» Stored records:
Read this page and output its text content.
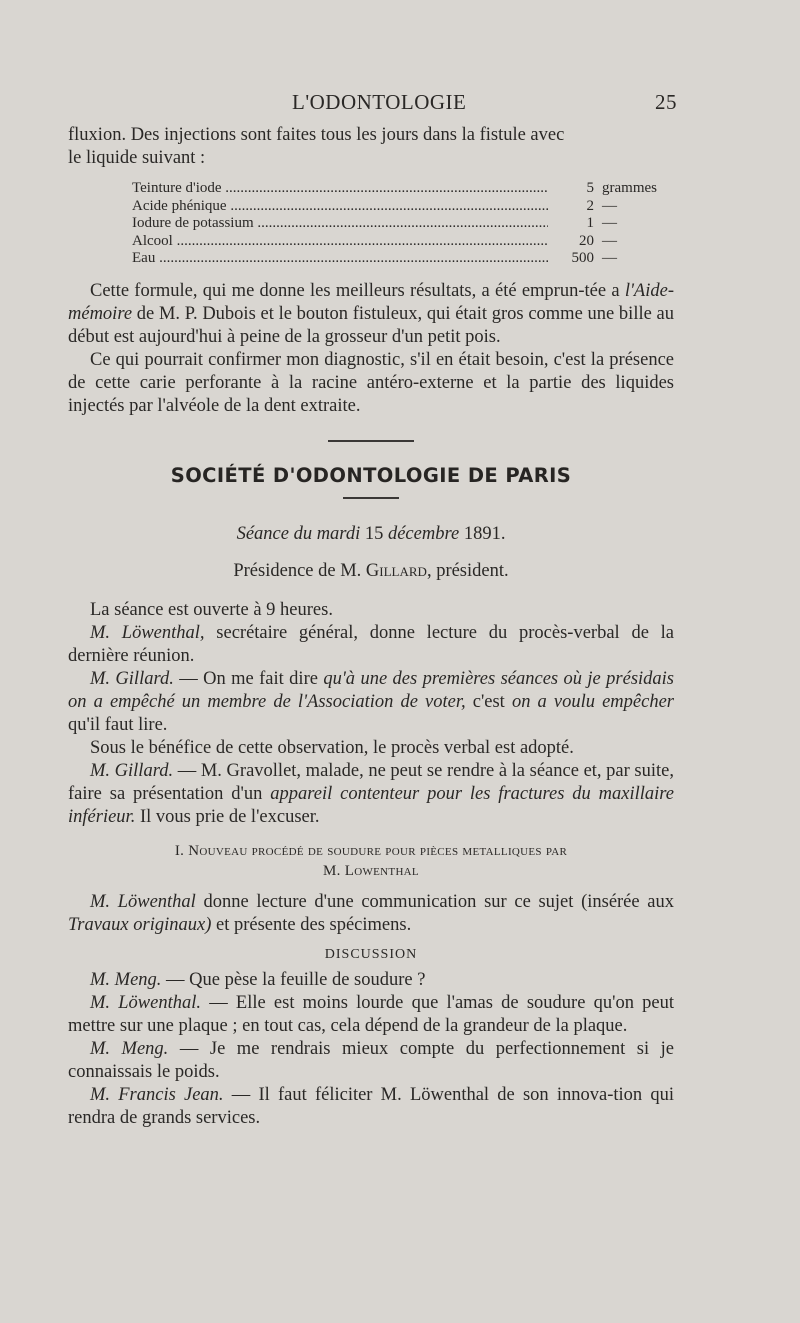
L'ODONTOLOGIE	25

fluxion. Des injections sont faites tous les jours dans la fistule avec
le liquide suivant :

Teinture d'iode .....	5 grammes
Acide phénique .....	2 —
Iodure de potassium .....	1 —
Alcool .....	20 —
Eau .....	500 —

Cette formule, qui me donne les meilleurs résultats, a été emprun-tée a l'Aide-mémoire de M. P. Dubois et le bouton fistuleux, qui était gros comme une bille au début est aujourd'hui à peine de la grosseur d'un petit pois.

Ce qui pourrait confirmer mon diagnostic, s'il en était besoin, c'est la présence de cette carie perforante à la racine antéro-externe et la partie des liquides injectés par l'alvéole de la dent extraite.

SOCIÉTÉ D'ODONTOLOGIE DE PARIS
Séance du mardi 15 décembre 1891.
Présidence de M. Gillard, président.

La séance est ouverte à 9 heures.

M. Löwenthal, secrétaire général, donne lecture du procès-verbal de la dernière réunion.

M. Gillard. — On me fait dire qu'à une des premières séances où je présidais on a empêché un membre de l'Association de voter, c'est on a voulu empêcher qu'il faut lire.

Sous le bénéfice de cette observation, le procès verbal est adopté.

M. Gillard. — M. Gravollet, malade, ne peut se rendre à la séance et, par suite, faire sa présentation d'un appareil contenteur pour les fractures du maxillaire inférieur. Il vous prie de l'excuser.

I. Nouveau procédé de soudure pour pièces metalliques par
M. Lowenthal

M. Löwenthal donne lecture d'une communication sur ce sujet (insérée aux Travaux originaux) et présente des spécimens.

DISCUSSION

M. Meng. — Que pèse la feuille de soudure ?

M. Löwenthal. — Elle est moins lourde que l'amas de soudure qu'on peut mettre sur une plaque ; en tout cas, cela dépend de la grandeur de la plaque.

M. Meng. — Je me rendrais mieux compte du perfectionnement si je connaissais le poids.

M. Francis Jean. — Il faut féliciter M. Löwenthal de son innova-tion qui rendra de grands services.
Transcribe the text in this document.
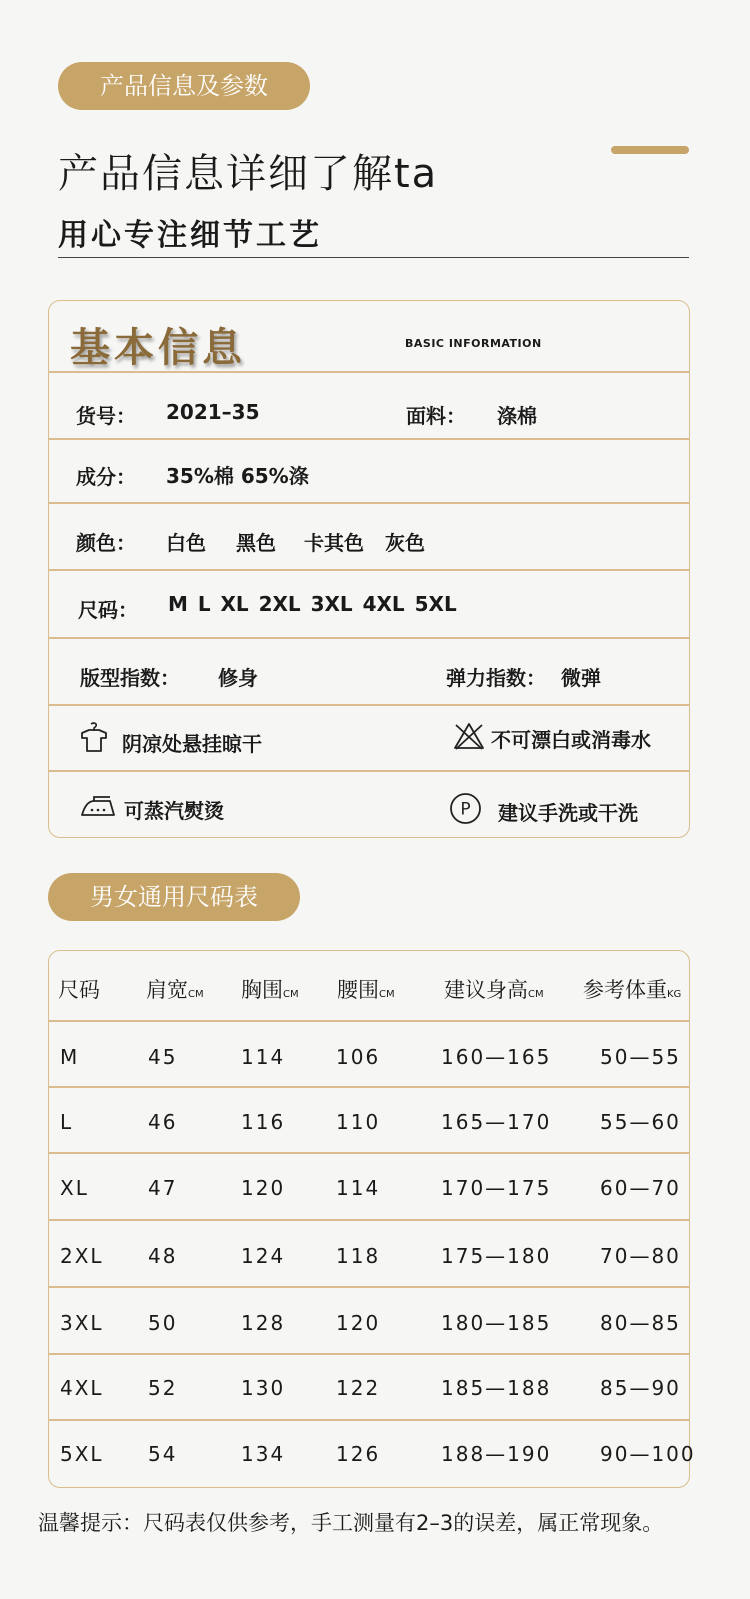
产品信息及参数
产品信息详细了解ta
用心专注细节工艺
基本信息	BASIC INFORMATION
货号： 2021–35	面料： 涤棉
成分： 35%棉 65%涤
颜色： 白色 黑色 卡其色 灰色
尺码： M  L  XL  2XL  3XL  4XL  5XL
版型指数： 修身	弹力指数： 微弹
阴凉处悬挂晾干	不可漂白或消毒水
可蒸汽熨烫	P 建议手洗或干洗
男女通用尺码表
尺码 肩宽CM 胸围CM 腰围CM 建议身高CM 参考体重KG
M	45	114	106	160—165 50—55
L	46	116	110	165—170 55—60
XL	47	120	114	170—175 60—70
2XL 48	124	118	175—180 70—80
3XL 50	128	120	180—185 80—85
4XL 52	130	122	185—188 85—90
5XL 54	134	126	188—190 90—100
温馨提示：尺码表仅供参考，手工测量有2–3的误差，属正常现象。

» Task instructions: The pictures stay out; repeat exactly the lines from the one with "Transcribe the text in this document." to the end of the entries above, and nothing else.

» Response:
Transcribe the text in this document.
产品信息及参数
产品信息详细了解ta
用心专注细节工艺
基本信息	BASIC INFORMATION
货号： 2021–35	面料： 涤棉
成分： 35%棉 65%涤
颜色： 白色 黑色 卡其色 灰色
尺码： M  L  XL  2XL  3XL  4XL  5XL
版型指数： 修身	弹力指数： 微弹
阴凉处悬挂晾干	不可漂白或消毒水
可蒸汽熨烫	P 建议手洗或干洗
男女通用尺码表
尺码 肩宽CM 胸围CM 腰围CM 建议身高CM 参考体重KG
M	45	114	106	160—165 50—55
L	46	116	110	165—170 55—60
XL	47	120	114	170—175 60—70
2XL 48	124	118	175—180 70—80
3XL 50	128	120	180—185 80—85
4XL 52	130	122	185—188 85—90
5XL 54	134	126	188—190 90—100
温馨提示：尺码表仅供参考，手工测量有2–3的误差，属正常现象。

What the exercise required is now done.